## Begin Records for the task

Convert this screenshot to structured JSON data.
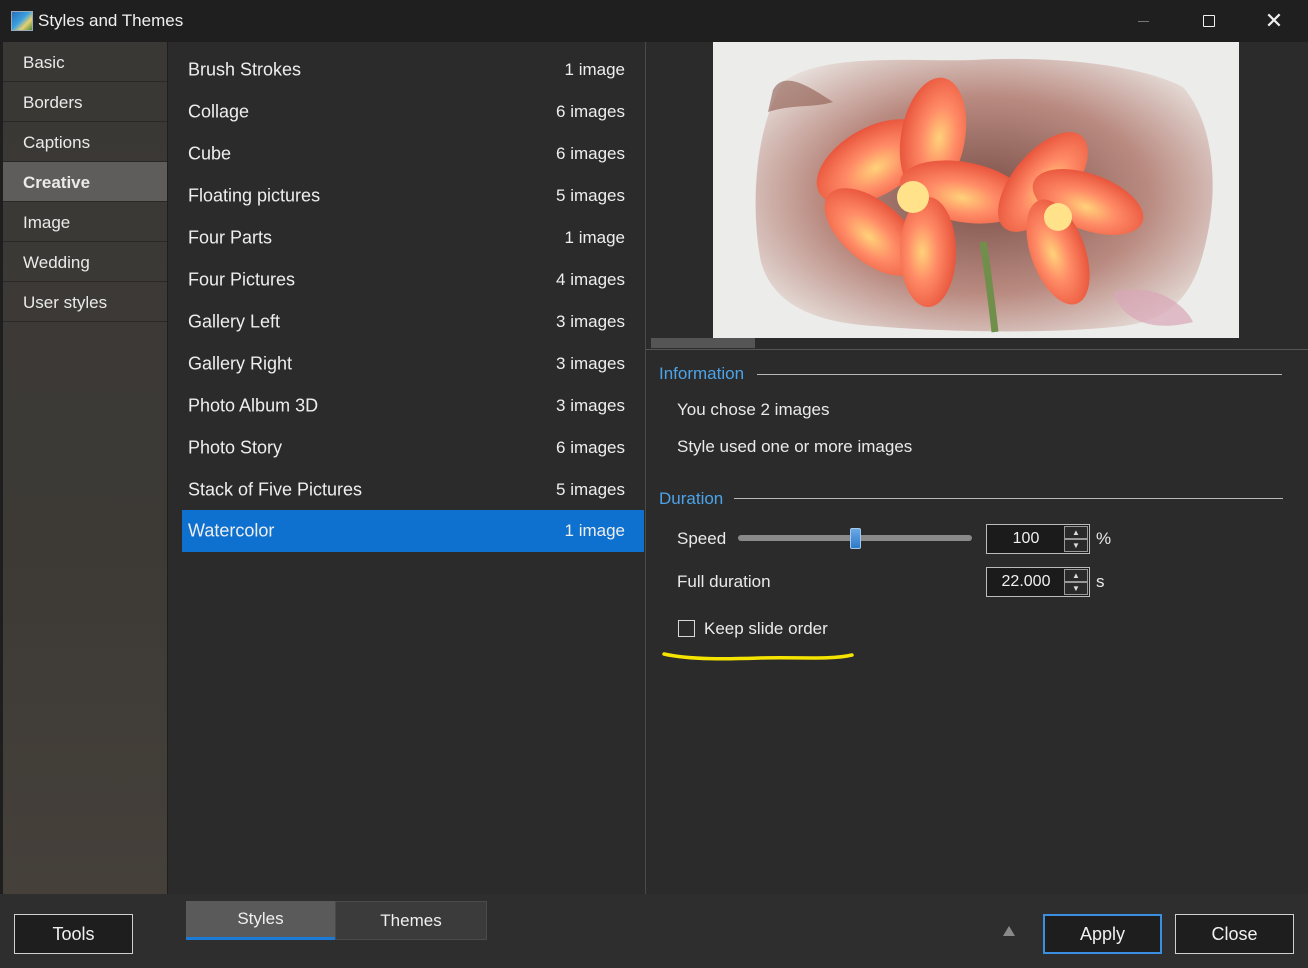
{
  "window": {
    "title": "Styles and Themes",
    "minimize_icon": "minimize-icon",
    "maximize_icon": "maximize-icon",
    "close_glyph": "✕"
  },
  "categories": [
    {
      "label": "Basic",
      "selected": false
    },
    {
      "label": "Borders",
      "selected": false
    },
    {
      "label": "Captions",
      "selected": false
    },
    {
      "label": "Creative",
      "selected": true
    },
    {
      "label": "Image",
      "selected": false
    },
    {
      "label": "Wedding",
      "selected": false
    },
    {
      "label": "User styles",
      "selected": false
    }
  ],
  "styles": [
    {
      "name": "Brush Strokes",
      "count": "1 image"
    },
    {
      "name": "Collage",
      "count": "6 images"
    },
    {
      "name": "Cube",
      "count": "6 images"
    },
    {
      "name": "Floating pictures",
      "count": "5 images"
    },
    {
      "name": "Four Parts",
      "count": "1 image"
    },
    {
      "name": "Four Pictures",
      "count": "4 images"
    },
    {
      "name": "Gallery Left",
      "count": "3 images"
    },
    {
      "name": "Gallery Right",
      "count": "3 images"
    },
    {
      "name": "Photo Album 3D",
      "count": "3 images"
    },
    {
      "name": "Photo Story",
      "count": "6 images"
    },
    {
      "name": "Stack of Five Pictures",
      "count": "5 images"
    },
    {
      "name": "Watercolor",
      "count": "1 image",
      "selected": true
    }
  ],
  "information": {
    "title": "Information",
    "line1": "You chose 2 images",
    "line2": "Style used one or more images"
  },
  "duration": {
    "title": "Duration",
    "speed_label": "Speed",
    "speed_value": "100",
    "speed_unit": "%",
    "speed_slider_fraction": 0.5,
    "full_duration_label": "Full duration",
    "full_duration_value": "22.000",
    "full_duration_unit": "s",
    "keep_slide_order_label": "Keep slide order",
    "keep_slide_order_checked": false
  },
  "bottom": {
    "tools_label": "Tools",
    "tab_styles": "Styles",
    "tab_themes": "Themes",
    "apply_label": "Apply",
    "close_label": "Close"
  },
  "colors": {
    "accent": "#0e70cf",
    "section_title": "#4da3e8",
    "highlight_annotation": "#f5e400"
  }
}
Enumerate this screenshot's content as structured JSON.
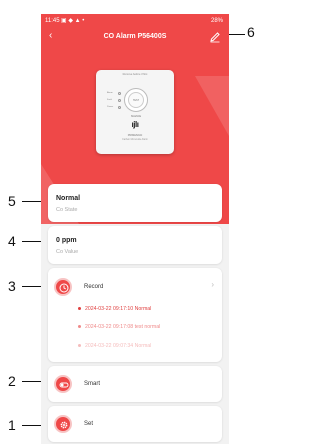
{
  "status_bar": {
    "time": "11:45",
    "icons": "▣ ◆ ▲ •",
    "battery": "28%"
  },
  "header": {
    "title": "CO Alarm P56400S"
  },
  "device": {
    "label": "Remove before if first",
    "test_button": "TEST SILENCE",
    "led_labels": [
      "Alarm",
      "Fault",
      "Power"
    ],
    "brand": "PRIMESIGN",
    "model": "Carbon Monoxide Alarm"
  },
  "cards": {
    "state": {
      "value": "Normal",
      "label": "Co State"
    },
    "co_value": {
      "value": "0 ppm",
      "label": "Co Value"
    },
    "record": {
      "label": "Record",
      "entries": [
        "2024-03-22 09:17:10 Normal",
        "2024-03-22 09:17:08 test normal",
        "2024-03-22 09:07:34 Normal"
      ]
    },
    "smart": {
      "label": "Smart"
    },
    "set": {
      "label": "Set"
    }
  },
  "callouts": [
    "1",
    "2",
    "3",
    "4",
    "5",
    "6"
  ],
  "colors": {
    "accent": "#ef4848",
    "record_entry_1": "#e04040",
    "record_entry_2": "#ef8a8a",
    "record_entry_3": "#f5bcbc"
  }
}
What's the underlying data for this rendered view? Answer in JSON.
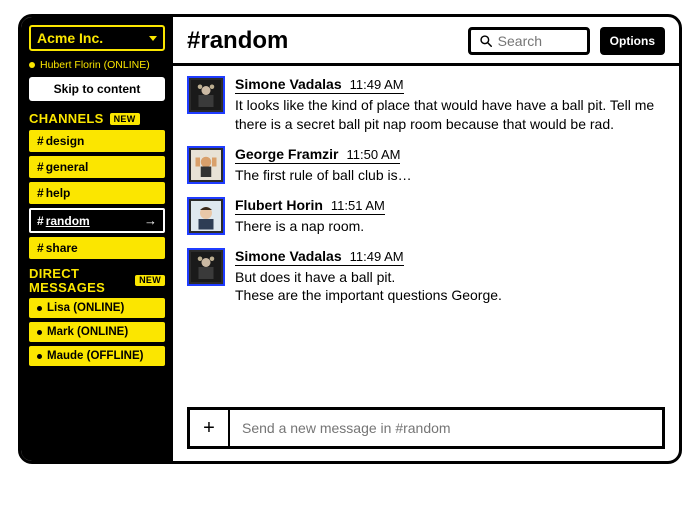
{
  "workspace": {
    "name": "Acme Inc."
  },
  "user": {
    "presence_line": "Hubert Florin (ONLINE)"
  },
  "skip_label": "Skip to content",
  "channels": {
    "heading": "CHANNELS",
    "badge": "NEW",
    "items": [
      {
        "name": "design",
        "label": "design",
        "active": false
      },
      {
        "name": "general",
        "label": "general",
        "active": false
      },
      {
        "name": "help",
        "label": "help",
        "active": false
      },
      {
        "name": "random",
        "label": "random",
        "active": true
      },
      {
        "name": "share",
        "label": "share",
        "active": false
      }
    ]
  },
  "dms": {
    "heading": "DIRECT MESSAGES",
    "badge": "NEW",
    "items": [
      {
        "label": "Lisa (ONLINE)"
      },
      {
        "label": "Mark (ONLINE)"
      },
      {
        "label": "Maude (OFFLINE)"
      }
    ]
  },
  "header": {
    "channel_title": "#random",
    "search_placeholder": "Search",
    "options_label": "Options"
  },
  "messages": [
    {
      "author": "Simone Vadalas",
      "time": "11:49 AM",
      "text": "It looks like the kind of place that would have have a ball pit. Tell me there is a secret ball pit nap room because that would be rad.",
      "avatar": "dark"
    },
    {
      "author": "George Framzir",
      "time": "11:50 AM",
      "text": "The first rule of ball club is…",
      "avatar": "hands"
    },
    {
      "author": "Flubert Horin",
      "time": "11:51 AM",
      "text": "There is a nap room.",
      "avatar": "face"
    },
    {
      "author": "Simone Vadalas",
      "time": "11:49 AM",
      "text": "But does it have a ball pit.\nThese are the important questions George.",
      "avatar": "dark"
    }
  ],
  "composer": {
    "placeholder": "Send a new message in #random"
  }
}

## End Records for the task

» **Your objective**
Make an exact copy of the records above, with the pictures left out.

» **The completed task**
Convert this screenshot to structured JSON data.
{
  "window": {
    "title": "Styles and Themes",
    "minimize_icon": "minimize-icon",
    "maximize_icon": "maximize-icon",
    "close_glyph": "✕"
  },
  "categories": [
    {
      "label": "Basic",
      "selected": false
    },
    {
      "label": "Borders",
      "selected": false
    },
    {
      "label": "Captions",
      "selected": false
    },
    {
      "label": "Creative",
      "selected": true
    },
    {
      "label": "Image",
      "selected": false
    },
    {
      "label": "Wedding",
      "selected": false
    },
    {
      "label": "User styles",
      "selected": false
    }
  ],
  "styles": [
    {
      "name": "Brush Strokes",
      "count": "1 image"
    },
    {
      "name": "Collage",
      "count": "6 images"
    },
    {
      "name": "Cube",
      "count": "6 images"
    },
    {
      "name": "Floating pictures",
      "count": "5 images"
    },
    {
      "name": "Four Parts",
      "count": "1 image"
    },
    {
      "name": "Four Pictures",
      "count": "4 images"
    },
    {
      "name": "Gallery Left",
      "count": "3 images"
    },
    {
      "name": "Gallery Right",
      "count": "3 images"
    },
    {
      "name": "Photo Album 3D",
      "count": "3 images"
    },
    {
      "name": "Photo Story",
      "count": "6 images"
    },
    {
      "name": "Stack of Five Pictures",
      "count": "5 images"
    },
    {
      "name": "Watercolor",
      "count": "1 image",
      "selected": true
    }
  ],
  "information": {
    "title": "Information",
    "line1": "You chose 2 images",
    "line2": "Style used one or more images"
  },
  "duration": {
    "title": "Duration",
    "speed_label": "Speed",
    "speed_value": "100",
    "speed_unit": "%",
    "speed_slider_fraction": 0.5,
    "full_duration_label": "Full duration",
    "full_duration_value": "22.000",
    "full_duration_unit": "s",
    "keep_slide_order_label": "Keep slide order",
    "keep_slide_order_checked": false
  },
  "bottom": {
    "tools_label": "Tools",
    "tab_styles": "Styles",
    "tab_themes": "Themes",
    "apply_label": "Apply",
    "close_label": "Close"
  },
  "colors": {
    "accent": "#0e70cf",
    "section_title": "#4da3e8",
    "highlight_annotation": "#f5e400"
  }
}
Enumerate this screenshot's content as structured JSON.
{
  "status_bar": {
    "time": "11:45",
    "icons": "▣ ◆ ▲ •",
    "battery": "28%"
  },
  "header": {
    "title": "CO Alarm P56400S"
  },
  "device": {
    "label": "Remove before if first",
    "test_button": "TEST SILENCE",
    "led_labels": [
      "Alarm",
      "Fault",
      "Power"
    ],
    "brand": "PRIMESIGN",
    "model": "Carbon Monoxide Alarm"
  },
  "cards": {
    "state": {
      "value": "Normal",
      "label": "Co State"
    },
    "co_value": {
      "value": "0 ppm",
      "label": "Co Value"
    },
    "record": {
      "label": "Record",
      "entries": [
        "2024-03-22 09:17:10 Normal",
        "2024-03-22 09:17:08 test normal",
        "2024-03-22 09:07:34 Normal"
      ]
    },
    "smart": {
      "label": "Smart"
    },
    "set": {
      "label": "Set"
    }
  },
  "callouts": [
    "1",
    "2",
    "3",
    "4",
    "5",
    "6"
  ],
  "colors": {
    "accent": "#ef4848",
    "record_entry_1": "#e04040",
    "record_entry_2": "#ef8a8a",
    "record_entry_3": "#f5bcbc"
  }
}
What's the underlying data for this rendered view? Answer in JSON.
{
  "workspace": {
    "name": "Acme Inc."
  },
  "user": {
    "presence_line": "Hubert Florin (ONLINE)"
  },
  "skip_label": "Skip to content",
  "channels": {
    "heading": "CHANNELS",
    "badge": "NEW",
    "items": [
      {
        "name": "design",
        "label": "design",
        "active": false
      },
      {
        "name": "general",
        "label": "general",
        "active": false
      },
      {
        "name": "help",
        "label": "help",
        "active": false
      },
      {
        "name": "random",
        "label": "random",
        "active": true
      },
      {
        "name": "share",
        "label": "share",
        "active": false
      }
    ]
  },
  "dms": {
    "heading": "DIRECT MESSAGES",
    "badge": "NEW",
    "items": [
      {
        "label": "Lisa (ONLINE)"
      },
      {
        "label": "Mark (ONLINE)"
      },
      {
        "label": "Maude (OFFLINE)"
      }
    ]
  },
  "header": {
    "channel_title": "#random",
    "search_placeholder": "Search",
    "options_label": "Options"
  },
  "messages": [
    {
      "author": "Simone Vadalas",
      "time": "11:49 AM",
      "text": "It looks like the kind of place that would have have a ball pit. Tell me there is a secret ball pit nap room because that would be rad.",
      "avatar": "dark"
    },
    {
      "author": "George Framzir",
      "time": "11:50 AM",
      "text": "The first rule of ball club is…",
      "avatar": "hands"
    },
    {
      "author": "Flubert Horin",
      "time": "11:51 AM",
      "text": "There is a nap room.",
      "avatar": "face"
    },
    {
      "author": "Simone Vadalas",
      "time": "11:49 AM",
      "text": "But does it have a ball pit.\nThese are the important questions George.",
      "avatar": "dark"
    }
  ],
  "composer": {
    "placeholder": "Send a new message in #random"
  }
}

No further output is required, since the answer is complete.